▶ **Data for this exercise**:
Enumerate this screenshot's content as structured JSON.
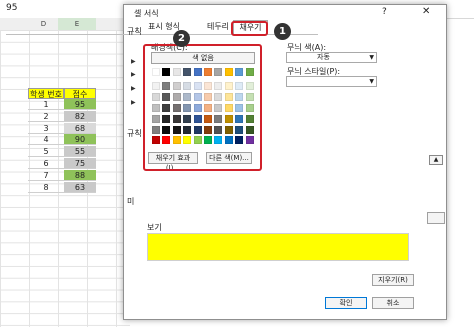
{
  "formula": {
    "value": "95"
  },
  "sheet": {
    "columns": [
      "D",
      "E"
    ],
    "headers": [
      "학생 번호",
      "점수"
    ],
    "rows": [
      {
        "num": "1",
        "score": "95",
        "shade": "#8fc25a"
      },
      {
        "num": "2",
        "score": "82",
        "shade": "#c9c9c9"
      },
      {
        "num": "3",
        "score": "68",
        "shade": "#d9d9d9"
      },
      {
        "num": "4",
        "score": "90",
        "shade": "#8fc25a"
      },
      {
        "num": "5",
        "score": "55",
        "shade": "#c9c9c9"
      },
      {
        "num": "6",
        "score": "75",
        "shade": "#c9c9c9"
      },
      {
        "num": "7",
        "score": "88",
        "shade": "#8fc25a"
      },
      {
        "num": "8",
        "score": "63",
        "shade": "#c9c9c9"
      }
    ]
  },
  "dialog": {
    "title": "셀 서식",
    "help": "?",
    "close": "✕",
    "tabs": [
      "표시 형식",
      "테두리",
      "채우기"
    ],
    "left_cut_labels": [
      "규칙",
      "규칙"
    ],
    "background_label": "배경색(C):",
    "no_color_label": "색 없음",
    "fill_effects_label": "채우기 효과(I)...",
    "more_colors_label": "다른 색(M)...",
    "pattern_color_label": "무늬 색(A):",
    "pattern_color_value": "자동",
    "pattern_style_label": "무늬 스타일(P):",
    "preview_label": "보기",
    "clear_label": "지우기(R)",
    "ok_label": "확인",
    "cancel_label": "취소",
    "badges": [
      "1",
      "2"
    ],
    "side_label_left": "미",
    "side_up_icon": "▲"
  },
  "colors": {
    "accent_highlight": "#d0202a",
    "preview_fill": "#ffff00",
    "theme_row": [
      "#ffffff",
      "#000000",
      "#e7e6e6",
      "#44546a",
      "#4472c4",
      "#ed7d31",
      "#a5a5a5",
      "#ffc000",
      "#5b9bd5",
      "#70ad47"
    ],
    "tints": [
      [
        "#f2f2f2",
        "#7f7f7f",
        "#d0cece",
        "#d6dce4",
        "#d9e2f3",
        "#fbe5d5",
        "#ededed",
        "#fff2cc",
        "#deebf6",
        "#e2efd9"
      ],
      [
        "#d8d8d8",
        "#595959",
        "#aeabab",
        "#adb9ca",
        "#b4c6e7",
        "#f7cbac",
        "#dbdbdb",
        "#fee599",
        "#bdd7ee",
        "#c5e0b3"
      ],
      [
        "#bfbfbf",
        "#3f3f3f",
        "#757070",
        "#8496b0",
        "#8eaadb",
        "#f4b183",
        "#c9c9c9",
        "#ffd966",
        "#9dc3e6",
        "#a8d08d"
      ],
      [
        "#a5a5a5",
        "#262626",
        "#3a3838",
        "#323f4f",
        "#2f5496",
        "#c55a11",
        "#7b7b7b",
        "#bf9000",
        "#2e75b5",
        "#538135"
      ],
      [
        "#7f7f7f",
        "#0c0c0c",
        "#171616",
        "#222a35",
        "#1f3864",
        "#833c0b",
        "#525252",
        "#7f6000",
        "#1e4e79",
        "#375623"
      ]
    ],
    "standard": [
      "#c00000",
      "#ff0000",
      "#ffc000",
      "#ffff00",
      "#92d050",
      "#00b050",
      "#00b0f0",
      "#0070c0",
      "#002060",
      "#7030a0"
    ]
  }
}
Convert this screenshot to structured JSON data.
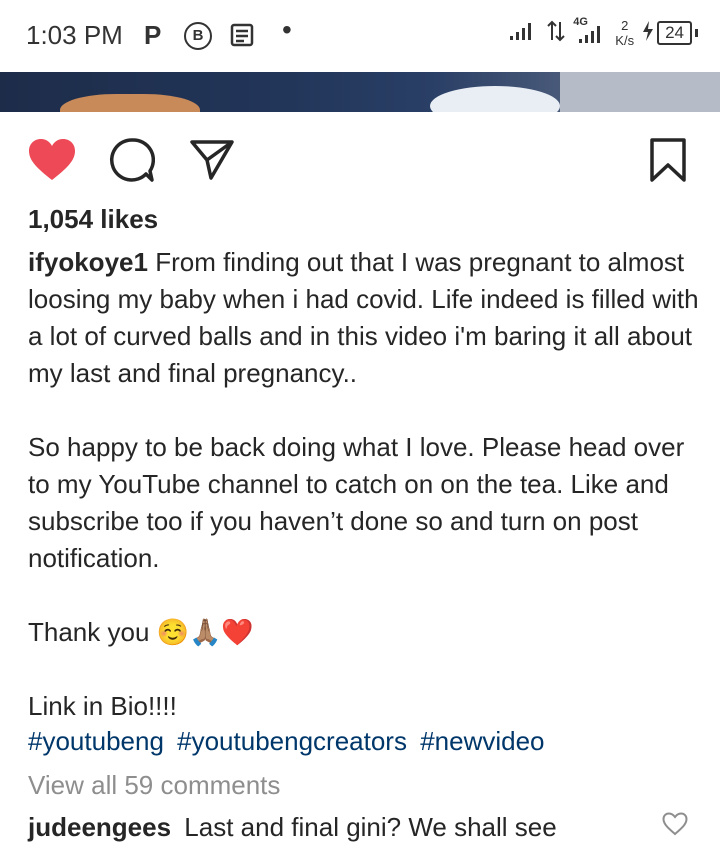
{
  "status_bar": {
    "time": "1:03 PM",
    "p_icon_text": "P",
    "b_icon_text": "B",
    "network": "4G",
    "speed_value": "2",
    "speed_unit": "K/s",
    "battery": "24"
  },
  "post": {
    "likes": "1,054 likes",
    "username": "ifyokoye1",
    "caption_first": "From finding out that I was pregnant to almost loosing my baby when i had covid. Life indeed is filled with a lot of curved balls and in this video i'm baring it all about my last and final pregnancy..",
    "caption_second": "So happy to be back doing what I love. Please head over to my YouTube channel to catch on on the tea. Like and subscribe too if you haven’t done so and turn on post notification.",
    "caption_thanks": "Thank you ☺️🙏🏽❤️",
    "caption_link": "Link in Bio!!!!",
    "hashtags": [
      "#youtubeng",
      "#youtubengcreators",
      "#newvideo"
    ],
    "view_comments": "View all 59 comments",
    "preview_comment": {
      "username": "judeengees",
      "text": "Last and final gini? We shall see"
    }
  },
  "icons": {
    "like": "heart-icon",
    "comment": "comment-icon",
    "share": "share-icon",
    "save": "bookmark-icon",
    "comment_like": "heart-outline-icon"
  },
  "colors": {
    "like_red": "#ed4956",
    "hashtag_blue": "#00376b",
    "muted_gray": "#8e8e8e"
  }
}
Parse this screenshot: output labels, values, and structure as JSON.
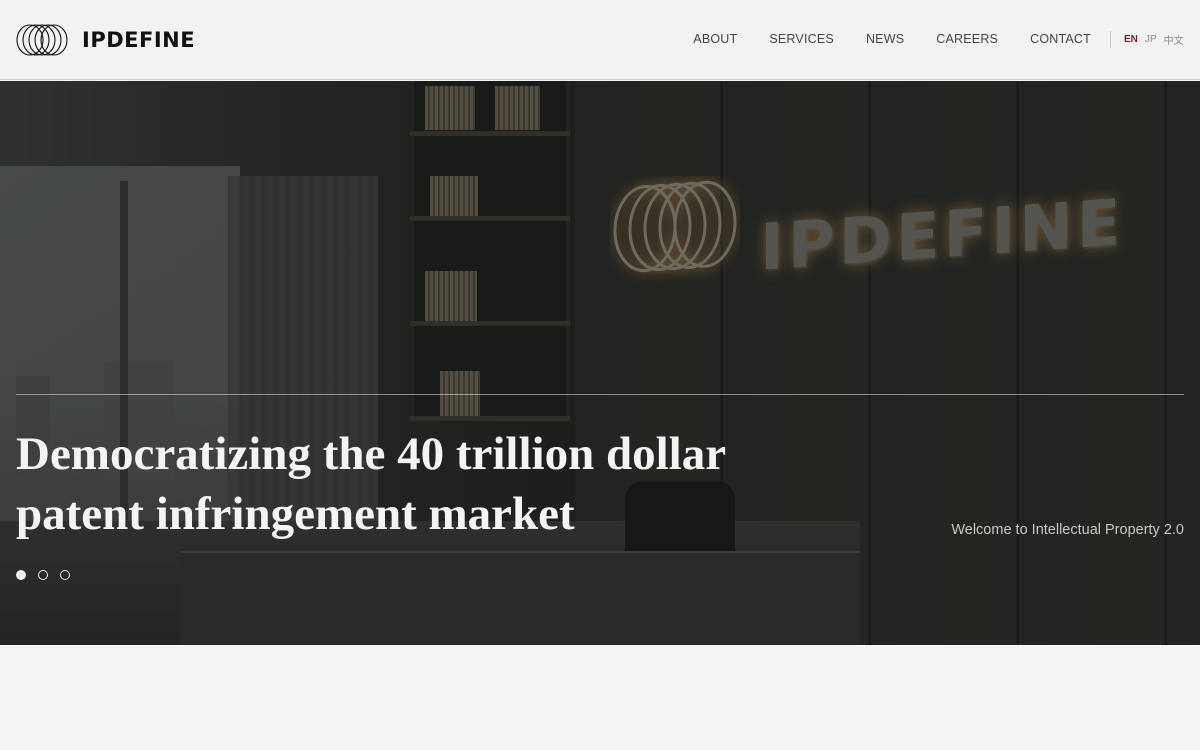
{
  "brand": {
    "name": "IPDEFINE",
    "logo_icon": "interlocking-rings-logo"
  },
  "nav": {
    "items": [
      {
        "label": "ABOUT"
      },
      {
        "label": "SERVICES"
      },
      {
        "label": "NEWS"
      },
      {
        "label": "CAREERS"
      },
      {
        "label": "CONTACT"
      }
    ]
  },
  "languages": {
    "items": [
      {
        "label": "EN",
        "active": true
      },
      {
        "label": "JP",
        "active": false
      },
      {
        "label": "中文",
        "active": false
      }
    ],
    "active_color": "#7a2033"
  },
  "hero": {
    "title_line1": "Democratizing the 40 trillion dollar",
    "title_line2": "patent infringement market",
    "tagline": "Welcome to Intellectual Property 2.0",
    "wall_sign": "IPDEFINE",
    "slides": {
      "count": 3,
      "active_index": 0
    }
  },
  "colors": {
    "header_bg": "#f2f2f1",
    "page_bg": "#f5f5f3",
    "hero_text": "#f4f4f2"
  }
}
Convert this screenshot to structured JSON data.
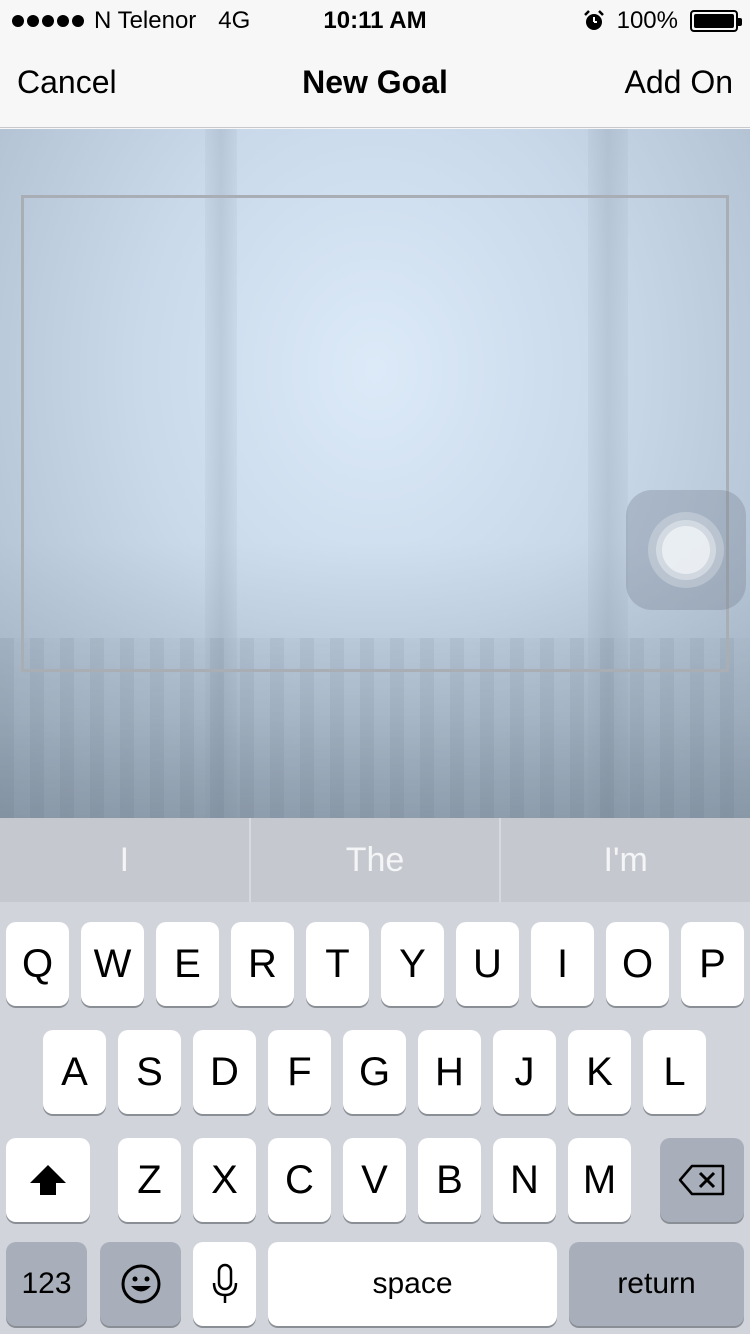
{
  "status_bar": {
    "carrier": "N Telenor",
    "network": "4G",
    "time": "10:11 AM",
    "battery_percent": "100%",
    "battery_level": 1.0,
    "icons": [
      "signal-dots-icon",
      "alarm-clock-icon",
      "battery-icon"
    ]
  },
  "nav": {
    "cancel_label": "Cancel",
    "title": "New Goal",
    "add_label": "Add On"
  },
  "suggestions": [
    "I",
    "The",
    "I'm"
  ],
  "keyboard": {
    "row1": [
      "Q",
      "W",
      "E",
      "R",
      "T",
      "Y",
      "U",
      "I",
      "O",
      "P"
    ],
    "row2": [
      "A",
      "S",
      "D",
      "F",
      "G",
      "H",
      "J",
      "K",
      "L"
    ],
    "row3": [
      "Z",
      "X",
      "C",
      "V",
      "B",
      "N",
      "M"
    ],
    "numbers_label": "123",
    "space_label": "space",
    "return_label": "return"
  },
  "colors": {
    "keyboard_bg": "#d1d5db",
    "key_dark": "#a8afba",
    "suggestion_bg": "#c5c9cf"
  }
}
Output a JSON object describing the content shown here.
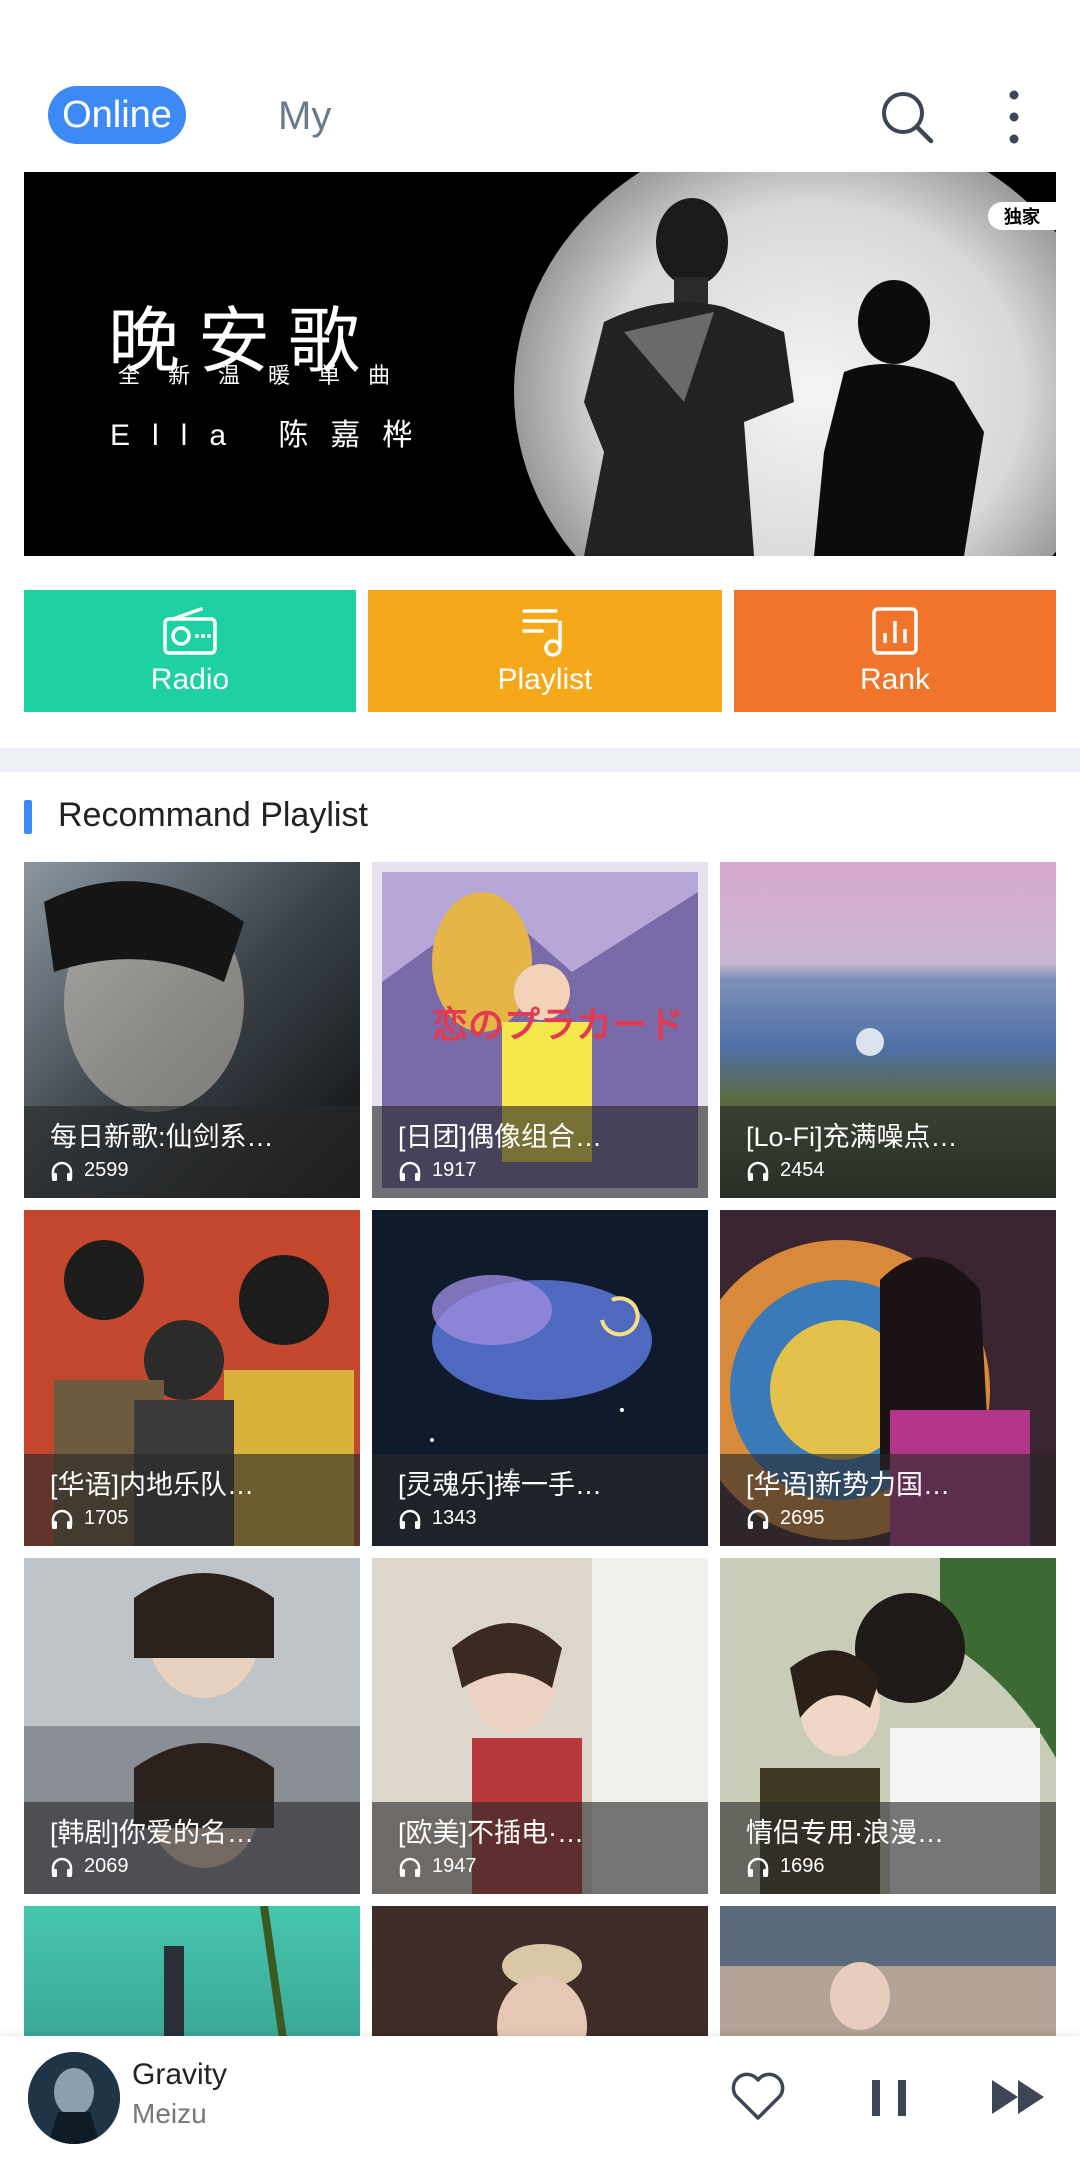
{
  "header": {
    "tabs": [
      {
        "label": "Online",
        "active": true
      },
      {
        "label": "My",
        "active": false
      }
    ],
    "icons": [
      "search-icon",
      "more-vertical-icon"
    ]
  },
  "banner": {
    "title": "晚安歌",
    "subtitle": "全新温暖单曲",
    "artist": "Ella 陈嘉桦",
    "badge": "独家"
  },
  "categories": [
    {
      "label": "Radio",
      "icon": "radio-icon",
      "color": "#1dd1a2"
    },
    {
      "label": "Playlist",
      "icon": "playlist-icon",
      "color": "#f5a91a"
    },
    {
      "label": "Rank",
      "icon": "chart-icon",
      "color": "#f07429"
    }
  ],
  "section": {
    "title": "Recommand Playlist",
    "accent": "#3d8af7"
  },
  "playlists": [
    {
      "name": "每日新歌:仙剑系…",
      "plays": "2599"
    },
    {
      "name": "[日团]偶像组合…",
      "plays": "1917"
    },
    {
      "name": "[Lo-Fi]充满噪点…",
      "plays": "2454"
    },
    {
      "name": "[华语]内地乐队…",
      "plays": "1705"
    },
    {
      "name": "[灵魂乐]捧一手…",
      "plays": "1343"
    },
    {
      "name": "[华语]新势力国…",
      "plays": "2695"
    },
    {
      "name": "[韩剧]你爱的名…",
      "plays": "2069"
    },
    {
      "name": "[欧美]不插电·…",
      "plays": "1947"
    },
    {
      "name": "情侣专用·浪漫…",
      "plays": "1696"
    }
  ],
  "player": {
    "song": "Gravity",
    "artist": "Meizu",
    "controls": [
      "heart-icon",
      "pause-icon",
      "next-icon"
    ]
  }
}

▶ **What you will do**: Every line containing the string "score" must be listed.

▶ **Written solution**:
        "score": "95",
        "score": "82",
        "score": "68",
        "score": "90",
        "score": "55",
        "score": "75",
        "score": "88",
        "score": "63",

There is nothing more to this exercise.